_Written task_.
Copy out all the lines in the records that include the word "Habitant".
START Listed records
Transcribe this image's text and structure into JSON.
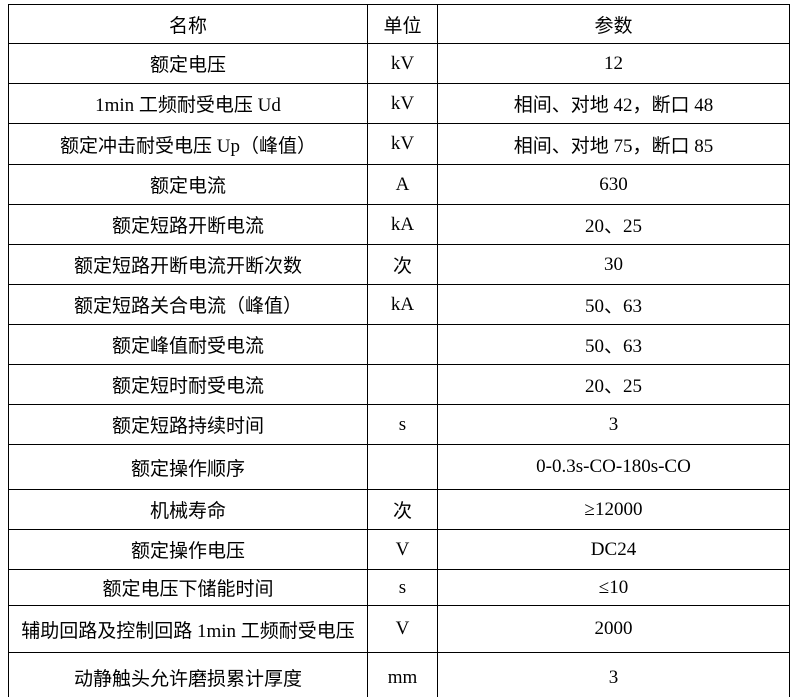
{
  "table": {
    "headers": {
      "name": "名称",
      "unit": "单位",
      "value": "参数"
    },
    "rows": [
      {
        "name": "额定电压",
        "unit": "kV",
        "value": "12"
      },
      {
        "name": "1min 工频耐受电压 Ud",
        "unit": "kV",
        "value": "相间、对地 42，断口 48"
      },
      {
        "name": "额定冲击耐受电压 Up（峰值）",
        "unit": "kV",
        "value": "相间、对地 75，断口 85"
      },
      {
        "name": "额定电流",
        "unit": "A",
        "value": "630"
      },
      {
        "name": "额定短路开断电流",
        "unit": "kA",
        "value": "20、25"
      },
      {
        "name": "额定短路开断电流开断次数",
        "unit": "次",
        "value": "30"
      },
      {
        "name": "额定短路关合电流（峰值）",
        "unit": "kA",
        "value": "50、63"
      },
      {
        "name": "额定峰值耐受电流",
        "unit": "",
        "value": "50、63"
      },
      {
        "name": "额定短时耐受电流",
        "unit": "",
        "value": "20、25"
      },
      {
        "name": "额定短路持续时间",
        "unit": "s",
        "value": "3"
      },
      {
        "name": "额定操作顺序",
        "unit": "",
        "value": "0-0.3s-CO-180s-CO"
      },
      {
        "name": "机械寿命",
        "unit": "次",
        "value": "≥12000"
      },
      {
        "name": "额定操作电压",
        "unit": "V",
        "value": "DC24"
      },
      {
        "name": "额定电压下储能时间",
        "unit": "s",
        "value": "≤10"
      },
      {
        "name": "辅助回路及控制回路 1min 工频耐受电压",
        "unit": "V",
        "value": "2000"
      },
      {
        "name": "动静触头允许磨损累计厚度",
        "unit": "mm",
        "value": "3"
      }
    ],
    "colors": {
      "border": "#000000",
      "text": "#000000",
      "background": "#ffffff"
    }
  }
}
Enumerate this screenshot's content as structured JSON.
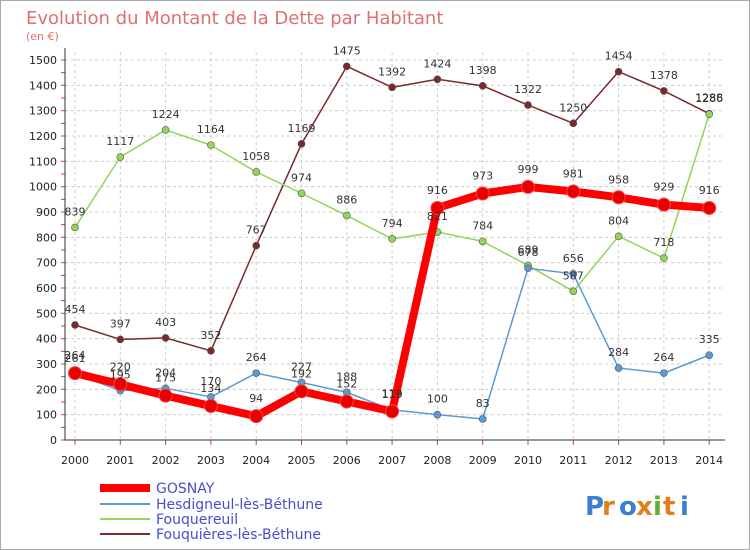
{
  "title": "Evolution du Montant de la Dette par Habitant",
  "unit": "(en €)",
  "logo": "Proxiti",
  "chart_data": {
    "type": "line",
    "title": "Evolution du Montant de la Dette par Habitant",
    "ylabel": "(en €)",
    "xlabel": "",
    "ylim": [
      0,
      1500
    ],
    "yticks": [
      0,
      100,
      200,
      300,
      400,
      500,
      600,
      700,
      800,
      900,
      1000,
      1100,
      1200,
      1300,
      1400,
      1500
    ],
    "grid": true,
    "legend_position": "bottom-left",
    "categories": [
      "2000",
      "2001",
      "2002",
      "2003",
      "2004",
      "2005",
      "2006",
      "2007",
      "2008",
      "2009",
      "2010",
      "2011",
      "2012",
      "2013",
      "2014"
    ],
    "series": [
      {
        "name": "GOSNAY",
        "color": "#ff0000",
        "values": [
          264,
          220,
          175,
          134,
          94,
          192,
          152,
          113,
          916,
          973,
          999,
          981,
          958,
          929,
          916
        ]
      },
      {
        "name": "Hesdigneul-lès-Béthune",
        "color": "#5b9bd5",
        "values": [
          261,
          195,
          204,
          170,
          264,
          227,
          188,
          119,
          100,
          83,
          678,
          656,
          284,
          264,
          335
        ]
      },
      {
        "name": "Fouquereuil",
        "color": "#8fd65a",
        "values": [
          839,
          1117,
          1224,
          1164,
          1058,
          974,
          886,
          794,
          821,
          784,
          689,
          587,
          804,
          718,
          1286
        ]
      },
      {
        "name": "Fouquières-lès-Béthune",
        "color": "#7a2a2a",
        "values": [
          454,
          397,
          403,
          352,
          767,
          1169,
          1475,
          1392,
          1424,
          1398,
          1322,
          1250,
          1454,
          1378,
          1288
        ]
      }
    ]
  }
}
END Listed records
_Task response_.
  "title": "Evolution du Montant de la Dette par Habitant",
    "title": "Evolution du Montant de la Dette par Habitant",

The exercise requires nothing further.